Short exercise = Search the data below for the word "Zurich" and copy each line that holds it.

Task input =
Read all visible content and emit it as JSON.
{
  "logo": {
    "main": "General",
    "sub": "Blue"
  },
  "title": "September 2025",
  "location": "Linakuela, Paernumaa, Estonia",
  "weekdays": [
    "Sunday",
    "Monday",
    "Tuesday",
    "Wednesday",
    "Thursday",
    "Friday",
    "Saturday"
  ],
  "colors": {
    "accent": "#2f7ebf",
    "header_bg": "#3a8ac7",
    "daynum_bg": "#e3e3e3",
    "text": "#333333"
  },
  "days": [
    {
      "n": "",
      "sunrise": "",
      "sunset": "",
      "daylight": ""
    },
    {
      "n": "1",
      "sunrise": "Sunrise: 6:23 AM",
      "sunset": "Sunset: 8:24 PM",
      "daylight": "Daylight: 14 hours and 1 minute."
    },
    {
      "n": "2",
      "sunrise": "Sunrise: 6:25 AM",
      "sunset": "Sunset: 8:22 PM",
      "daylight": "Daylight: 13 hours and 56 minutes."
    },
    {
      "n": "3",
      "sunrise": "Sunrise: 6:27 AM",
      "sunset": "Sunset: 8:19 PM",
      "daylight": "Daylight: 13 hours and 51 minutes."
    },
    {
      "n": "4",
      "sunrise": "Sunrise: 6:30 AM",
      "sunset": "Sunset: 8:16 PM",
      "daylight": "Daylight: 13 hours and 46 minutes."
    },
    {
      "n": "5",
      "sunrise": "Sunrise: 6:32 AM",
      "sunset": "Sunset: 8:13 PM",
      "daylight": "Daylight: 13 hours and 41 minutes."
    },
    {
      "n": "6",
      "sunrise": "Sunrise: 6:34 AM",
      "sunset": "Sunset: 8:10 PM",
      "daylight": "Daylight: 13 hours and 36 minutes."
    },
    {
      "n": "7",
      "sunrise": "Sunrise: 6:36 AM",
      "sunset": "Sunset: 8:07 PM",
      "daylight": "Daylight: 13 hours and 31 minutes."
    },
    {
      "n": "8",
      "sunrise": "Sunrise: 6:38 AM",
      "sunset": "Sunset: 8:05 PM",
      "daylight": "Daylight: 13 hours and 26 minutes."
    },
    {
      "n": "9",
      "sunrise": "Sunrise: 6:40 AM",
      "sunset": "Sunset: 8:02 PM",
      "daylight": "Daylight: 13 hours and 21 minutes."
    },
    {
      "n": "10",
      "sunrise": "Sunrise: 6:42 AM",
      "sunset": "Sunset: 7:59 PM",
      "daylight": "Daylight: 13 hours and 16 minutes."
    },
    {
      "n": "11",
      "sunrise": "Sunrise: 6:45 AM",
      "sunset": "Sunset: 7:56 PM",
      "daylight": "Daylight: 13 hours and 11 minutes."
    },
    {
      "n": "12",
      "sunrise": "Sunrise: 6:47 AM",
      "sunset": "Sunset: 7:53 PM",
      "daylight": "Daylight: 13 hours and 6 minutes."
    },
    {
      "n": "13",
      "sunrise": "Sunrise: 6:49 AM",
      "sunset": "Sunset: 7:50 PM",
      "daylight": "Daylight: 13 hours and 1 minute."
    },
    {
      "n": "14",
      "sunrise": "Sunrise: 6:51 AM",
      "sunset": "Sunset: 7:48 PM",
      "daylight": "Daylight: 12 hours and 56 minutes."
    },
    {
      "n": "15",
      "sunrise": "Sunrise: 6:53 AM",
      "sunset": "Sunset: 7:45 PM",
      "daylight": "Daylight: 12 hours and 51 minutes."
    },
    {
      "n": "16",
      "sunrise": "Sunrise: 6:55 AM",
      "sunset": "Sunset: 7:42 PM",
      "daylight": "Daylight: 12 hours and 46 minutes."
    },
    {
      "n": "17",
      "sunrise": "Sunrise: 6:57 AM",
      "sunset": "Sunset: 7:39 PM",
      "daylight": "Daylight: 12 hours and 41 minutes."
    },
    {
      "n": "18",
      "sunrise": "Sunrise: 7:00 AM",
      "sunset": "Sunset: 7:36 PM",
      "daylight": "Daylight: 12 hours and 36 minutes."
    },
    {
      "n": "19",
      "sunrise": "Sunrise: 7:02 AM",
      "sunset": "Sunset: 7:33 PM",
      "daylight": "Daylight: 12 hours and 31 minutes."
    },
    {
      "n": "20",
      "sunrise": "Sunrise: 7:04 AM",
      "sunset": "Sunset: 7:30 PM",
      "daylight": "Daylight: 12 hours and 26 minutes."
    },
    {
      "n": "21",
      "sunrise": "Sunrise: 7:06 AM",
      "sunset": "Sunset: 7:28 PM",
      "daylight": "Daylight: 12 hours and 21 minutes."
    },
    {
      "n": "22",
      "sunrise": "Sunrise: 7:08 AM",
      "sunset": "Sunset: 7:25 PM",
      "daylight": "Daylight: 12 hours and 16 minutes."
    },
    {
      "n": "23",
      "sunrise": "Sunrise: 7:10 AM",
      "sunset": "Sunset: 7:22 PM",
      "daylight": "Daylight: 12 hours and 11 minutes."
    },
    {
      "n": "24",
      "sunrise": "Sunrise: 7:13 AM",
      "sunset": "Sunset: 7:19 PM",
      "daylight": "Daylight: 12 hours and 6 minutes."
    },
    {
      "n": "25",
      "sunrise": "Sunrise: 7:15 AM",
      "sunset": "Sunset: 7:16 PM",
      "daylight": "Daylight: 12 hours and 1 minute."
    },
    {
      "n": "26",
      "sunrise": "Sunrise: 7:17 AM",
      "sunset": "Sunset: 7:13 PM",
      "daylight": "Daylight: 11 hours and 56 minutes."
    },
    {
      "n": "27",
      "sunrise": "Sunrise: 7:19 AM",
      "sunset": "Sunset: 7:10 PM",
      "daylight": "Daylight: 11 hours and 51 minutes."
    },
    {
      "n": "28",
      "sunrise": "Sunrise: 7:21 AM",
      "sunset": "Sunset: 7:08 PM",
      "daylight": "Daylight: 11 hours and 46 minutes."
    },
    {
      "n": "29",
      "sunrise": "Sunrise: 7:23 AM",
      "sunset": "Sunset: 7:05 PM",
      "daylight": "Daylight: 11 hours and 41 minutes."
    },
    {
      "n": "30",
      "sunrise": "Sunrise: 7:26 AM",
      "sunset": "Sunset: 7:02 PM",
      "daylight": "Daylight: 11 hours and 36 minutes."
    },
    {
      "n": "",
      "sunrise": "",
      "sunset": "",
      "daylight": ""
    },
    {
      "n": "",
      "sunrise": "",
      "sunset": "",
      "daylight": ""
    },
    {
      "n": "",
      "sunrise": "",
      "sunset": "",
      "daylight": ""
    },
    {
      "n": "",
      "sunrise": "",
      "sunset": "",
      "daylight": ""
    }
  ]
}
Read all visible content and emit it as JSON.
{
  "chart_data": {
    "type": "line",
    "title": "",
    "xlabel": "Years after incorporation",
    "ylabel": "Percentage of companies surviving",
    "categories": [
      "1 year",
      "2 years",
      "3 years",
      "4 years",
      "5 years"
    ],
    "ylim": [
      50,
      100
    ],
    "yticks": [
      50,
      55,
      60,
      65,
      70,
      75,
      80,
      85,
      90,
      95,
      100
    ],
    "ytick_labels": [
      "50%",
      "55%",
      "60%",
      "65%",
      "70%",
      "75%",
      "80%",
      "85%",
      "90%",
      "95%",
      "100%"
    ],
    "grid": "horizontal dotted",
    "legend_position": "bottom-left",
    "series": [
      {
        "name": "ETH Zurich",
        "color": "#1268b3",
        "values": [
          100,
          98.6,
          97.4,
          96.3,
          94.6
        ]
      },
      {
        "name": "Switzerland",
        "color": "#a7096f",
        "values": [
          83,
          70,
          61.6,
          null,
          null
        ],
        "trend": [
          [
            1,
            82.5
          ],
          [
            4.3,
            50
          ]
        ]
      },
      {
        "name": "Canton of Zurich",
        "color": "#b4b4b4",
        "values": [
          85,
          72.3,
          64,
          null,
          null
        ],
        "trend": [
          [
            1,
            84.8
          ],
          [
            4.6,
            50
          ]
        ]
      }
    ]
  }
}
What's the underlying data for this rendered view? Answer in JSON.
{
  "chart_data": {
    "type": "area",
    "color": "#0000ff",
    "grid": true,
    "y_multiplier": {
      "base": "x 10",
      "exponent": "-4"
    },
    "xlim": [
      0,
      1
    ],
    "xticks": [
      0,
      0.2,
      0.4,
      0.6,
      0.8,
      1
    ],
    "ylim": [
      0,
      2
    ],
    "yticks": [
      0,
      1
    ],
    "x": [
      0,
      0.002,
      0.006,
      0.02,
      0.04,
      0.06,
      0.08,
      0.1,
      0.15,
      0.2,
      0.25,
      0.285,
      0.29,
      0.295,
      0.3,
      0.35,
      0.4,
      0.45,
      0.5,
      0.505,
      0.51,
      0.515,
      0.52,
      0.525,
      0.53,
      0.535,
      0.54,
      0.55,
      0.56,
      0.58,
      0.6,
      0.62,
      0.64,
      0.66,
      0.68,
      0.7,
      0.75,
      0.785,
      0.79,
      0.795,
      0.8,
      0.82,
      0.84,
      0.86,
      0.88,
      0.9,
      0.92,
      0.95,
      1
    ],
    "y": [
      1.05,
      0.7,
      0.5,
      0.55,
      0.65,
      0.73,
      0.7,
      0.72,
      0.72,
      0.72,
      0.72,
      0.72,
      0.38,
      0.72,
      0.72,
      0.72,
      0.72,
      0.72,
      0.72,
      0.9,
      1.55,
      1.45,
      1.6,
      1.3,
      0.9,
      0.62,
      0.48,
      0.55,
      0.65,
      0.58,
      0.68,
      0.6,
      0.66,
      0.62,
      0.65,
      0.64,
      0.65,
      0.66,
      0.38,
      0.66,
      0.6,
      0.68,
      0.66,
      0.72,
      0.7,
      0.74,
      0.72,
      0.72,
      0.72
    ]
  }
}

Task response =
        "name": "ETH Zurich",
        "name": "Canton of Zurich",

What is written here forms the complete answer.